Set task - Can you copy out each of the entries below word for word, leaving every line unchanged?

## BEGIN Input for this task

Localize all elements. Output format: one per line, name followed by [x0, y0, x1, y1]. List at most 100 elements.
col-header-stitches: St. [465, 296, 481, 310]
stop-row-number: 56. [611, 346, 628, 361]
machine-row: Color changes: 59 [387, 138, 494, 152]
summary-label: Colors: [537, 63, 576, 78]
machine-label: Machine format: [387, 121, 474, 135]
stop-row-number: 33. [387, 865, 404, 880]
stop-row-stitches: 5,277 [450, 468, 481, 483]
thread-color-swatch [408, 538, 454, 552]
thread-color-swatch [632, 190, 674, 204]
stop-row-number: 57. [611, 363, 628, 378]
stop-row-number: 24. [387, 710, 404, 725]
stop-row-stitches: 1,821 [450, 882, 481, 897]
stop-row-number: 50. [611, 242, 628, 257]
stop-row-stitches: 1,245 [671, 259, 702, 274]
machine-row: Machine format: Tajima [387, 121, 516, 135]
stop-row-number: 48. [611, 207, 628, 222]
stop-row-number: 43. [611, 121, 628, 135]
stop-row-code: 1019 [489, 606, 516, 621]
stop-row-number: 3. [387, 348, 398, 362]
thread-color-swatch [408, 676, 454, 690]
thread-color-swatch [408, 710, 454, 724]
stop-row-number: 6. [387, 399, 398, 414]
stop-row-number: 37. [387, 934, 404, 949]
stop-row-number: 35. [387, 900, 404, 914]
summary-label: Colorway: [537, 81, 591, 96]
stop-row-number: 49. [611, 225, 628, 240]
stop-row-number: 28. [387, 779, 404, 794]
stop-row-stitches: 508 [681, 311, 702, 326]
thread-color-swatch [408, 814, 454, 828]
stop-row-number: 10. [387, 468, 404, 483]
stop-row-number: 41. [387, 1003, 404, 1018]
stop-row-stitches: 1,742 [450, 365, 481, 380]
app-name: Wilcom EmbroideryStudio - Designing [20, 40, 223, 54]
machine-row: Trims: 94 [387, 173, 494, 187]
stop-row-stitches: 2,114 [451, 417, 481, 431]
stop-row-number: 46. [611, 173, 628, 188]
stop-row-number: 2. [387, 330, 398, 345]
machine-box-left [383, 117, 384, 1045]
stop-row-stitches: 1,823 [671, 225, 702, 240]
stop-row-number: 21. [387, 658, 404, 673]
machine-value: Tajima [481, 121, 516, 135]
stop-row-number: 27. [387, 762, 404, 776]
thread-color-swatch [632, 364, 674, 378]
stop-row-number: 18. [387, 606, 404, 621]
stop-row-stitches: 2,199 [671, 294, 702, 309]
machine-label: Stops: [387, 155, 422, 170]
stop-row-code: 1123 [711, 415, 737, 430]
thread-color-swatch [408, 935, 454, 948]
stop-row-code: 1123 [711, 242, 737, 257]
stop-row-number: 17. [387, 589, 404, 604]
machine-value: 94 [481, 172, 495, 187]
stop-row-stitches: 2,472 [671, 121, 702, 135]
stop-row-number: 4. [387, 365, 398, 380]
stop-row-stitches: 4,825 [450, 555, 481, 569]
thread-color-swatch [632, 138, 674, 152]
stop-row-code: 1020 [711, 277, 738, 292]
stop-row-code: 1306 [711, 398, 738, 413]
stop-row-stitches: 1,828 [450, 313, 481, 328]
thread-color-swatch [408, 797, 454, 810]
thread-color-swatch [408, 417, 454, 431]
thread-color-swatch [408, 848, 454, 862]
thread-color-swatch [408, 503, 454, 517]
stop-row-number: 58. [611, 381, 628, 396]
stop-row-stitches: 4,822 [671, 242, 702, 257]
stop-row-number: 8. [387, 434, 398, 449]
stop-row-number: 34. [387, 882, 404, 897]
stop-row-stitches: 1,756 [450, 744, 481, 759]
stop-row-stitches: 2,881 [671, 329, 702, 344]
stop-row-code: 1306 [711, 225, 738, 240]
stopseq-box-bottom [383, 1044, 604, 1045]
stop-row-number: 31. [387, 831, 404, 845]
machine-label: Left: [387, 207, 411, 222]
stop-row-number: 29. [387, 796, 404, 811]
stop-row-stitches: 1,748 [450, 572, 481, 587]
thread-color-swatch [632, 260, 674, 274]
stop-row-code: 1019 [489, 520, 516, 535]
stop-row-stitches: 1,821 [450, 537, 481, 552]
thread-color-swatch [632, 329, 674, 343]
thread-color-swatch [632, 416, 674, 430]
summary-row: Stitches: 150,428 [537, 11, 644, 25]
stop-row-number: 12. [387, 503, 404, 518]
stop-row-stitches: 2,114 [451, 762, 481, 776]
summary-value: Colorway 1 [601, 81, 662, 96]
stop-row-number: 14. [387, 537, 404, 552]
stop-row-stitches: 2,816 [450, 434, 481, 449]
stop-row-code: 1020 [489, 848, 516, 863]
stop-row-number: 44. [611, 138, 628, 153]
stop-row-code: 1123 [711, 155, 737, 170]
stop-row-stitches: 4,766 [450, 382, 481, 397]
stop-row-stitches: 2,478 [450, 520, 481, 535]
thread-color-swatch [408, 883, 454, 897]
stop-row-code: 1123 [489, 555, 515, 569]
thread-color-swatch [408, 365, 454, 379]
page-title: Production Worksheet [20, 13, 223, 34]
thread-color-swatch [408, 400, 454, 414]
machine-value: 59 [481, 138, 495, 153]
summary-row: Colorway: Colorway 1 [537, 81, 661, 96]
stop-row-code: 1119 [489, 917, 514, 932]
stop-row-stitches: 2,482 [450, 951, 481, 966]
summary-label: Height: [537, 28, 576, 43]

## END Input for this task

Result of the exercise -
Localize all elements. Output format: one per line, name followed by [x0, y0, x1, y1]. List at most 100 elements.
col-header-stitches: St. [465, 296, 481, 310]
stop-row-number: 56. [611, 346, 628, 361]
machine-row: Color changes: 59 [387, 138, 494, 152]
summary-label: Colors: [537, 63, 576, 78]
machine-label: Machine format: [387, 121, 474, 135]
stop-row-number: 33. [387, 865, 404, 880]
stop-row-stitches: 5,277 [450, 468, 481, 483]
thread-color-swatch [408, 538, 454, 552]
thread-color-swatch [632, 190, 674, 204]
stop-row-number: 57. [611, 363, 628, 378]
stop-row-number: 24. [387, 710, 404, 725]
stop-row-stitches: 1,821 [450, 882, 481, 897]
stop-row-number: 50. [611, 242, 628, 257]
stop-row-stitches: 1,245 [671, 259, 702, 274]
machine-row: Machine format: Tajima [387, 121, 516, 135]
stop-row-number: 48. [611, 207, 628, 222]
stop-row-number: 43. [611, 121, 628, 135]
stop-row-code: 1019 [489, 606, 516, 621]
stop-row-number: 3. [387, 348, 398, 362]
thread-color-swatch [408, 676, 454, 690]
thread-color-swatch [408, 710, 454, 724]
stop-row-number: 6. [387, 399, 398, 414]
stop-row-number: 37. [387, 934, 404, 949]
stop-row-number: 35. [387, 900, 404, 914]
summary-label: Colorway: [537, 81, 591, 96]
stop-row-number: 49. [611, 225, 628, 240]
stop-row-number: 28. [387, 779, 404, 794]
stop-row-stitches: 508 [681, 311, 702, 326]
thread-color-swatch [408, 814, 454, 828]
stop-row-number: 10. [387, 468, 404, 483]
stop-row-number: 41. [387, 1003, 404, 1018]
stop-row-stitches: 1,742 [450, 365, 481, 380]
app-name: Wilcom EmbroideryStudio - Designing [20, 40, 223, 54]
machine-row: Trims: 94 [387, 173, 494, 187]
stop-row-stitches: 2,114 [451, 417, 481, 431]
stop-row-number: 46. [611, 173, 628, 188]
stop-row-number: 2. [387, 330, 398, 345]
machine-box-left [383, 117, 384, 1045]
stop-row-stitches: 1,823 [671, 225, 702, 240]
stop-row-number: 21. [387, 658, 404, 673]
machine-value: Tajima [481, 121, 516, 135]
stop-row-number: 27. [387, 762, 404, 776]
thread-color-swatch [632, 364, 674, 378]
stop-row-number: 18. [387, 606, 404, 621]
stop-row-stitches: 2,199 [671, 294, 702, 309]
machine-label: Stops: [387, 155, 422, 170]
stop-row-code: 1123 [711, 415, 737, 430]
thread-color-swatch [408, 935, 454, 948]
stop-row-code: 1123 [711, 242, 737, 257]
stop-row-number: 17. [387, 589, 404, 604]
machine-value: 94 [481, 172, 495, 187]
stop-row-stitches: 2,472 [671, 121, 702, 135]
stop-row-number: 4. [387, 365, 398, 380]
stop-row-stitches: 4,825 [450, 555, 481, 569]
thread-color-swatch [632, 138, 674, 152]
stop-row-code: 1020 [711, 277, 738, 292]
stop-row-code: 1306 [711, 398, 738, 413]
stop-row-stitches: 1,828 [450, 313, 481, 328]
thread-color-swatch [408, 797, 454, 810]
thread-color-swatch [408, 417, 454, 431]
thread-color-swatch [408, 848, 454, 862]
thread-color-swatch [408, 503, 454, 517]
stop-row-number: 58. [611, 381, 628, 396]
stop-row-stitches: 4,822 [671, 242, 702, 257]
stop-row-number: 8. [387, 434, 398, 449]
stop-row-number: 34. [387, 882, 404, 897]
stop-row-stitches: 1,756 [450, 744, 481, 759]
stop-row-stitches: 2,881 [671, 329, 702, 344]
stop-row-code: 1306 [711, 225, 738, 240]
stopseq-box-bottom [383, 1044, 604, 1045]
stop-row-number: 31. [387, 831, 404, 845]
machine-label: Left: [387, 207, 411, 222]
stop-row-number: 29. [387, 796, 404, 811]
stop-row-stitches: 1,748 [450, 572, 481, 587]
thread-color-swatch [632, 260, 674, 274]
stop-row-code: 1019 [489, 520, 516, 535]
stop-row-stitches: 1,821 [450, 537, 481, 552]
thread-color-swatch [632, 329, 674, 343]
thread-color-swatch [632, 416, 674, 430]
summary-row: Stitches: 150,428 [537, 11, 644, 25]
stop-row-number: 12. [387, 503, 404, 518]
stop-row-stitches: 2,114 [451, 762, 481, 776]
summary-value: Colorway 1 [601, 81, 662, 96]
stop-row-number: 14. [387, 537, 404, 552]
stop-row-stitches: 2,816 [450, 434, 481, 449]
stop-row-code: 1020 [489, 848, 516, 863]
stop-row-number: 44. [611, 138, 628, 153]
stop-row-code: 1123 [711, 155, 737, 170]
stop-row-stitches: 4,766 [450, 382, 481, 397]
stop-row-stitches: 2,478 [450, 520, 481, 535]
thread-color-swatch [408, 883, 454, 897]
stop-row-code: 1123 [489, 555, 515, 569]
thread-color-swatch [408, 365, 454, 379]
page-title: Production Worksheet [20, 13, 223, 34]
thread-color-swatch [408, 400, 454, 414]
machine-value: 59 [481, 138, 495, 153]
summary-row: Colorway: Colorway 1 [537, 81, 661, 96]
stop-row-code: 1119 [489, 917, 514, 932]
stop-row-stitches: 2,482 [450, 951, 481, 966]
summary-label: Height: [537, 28, 576, 43]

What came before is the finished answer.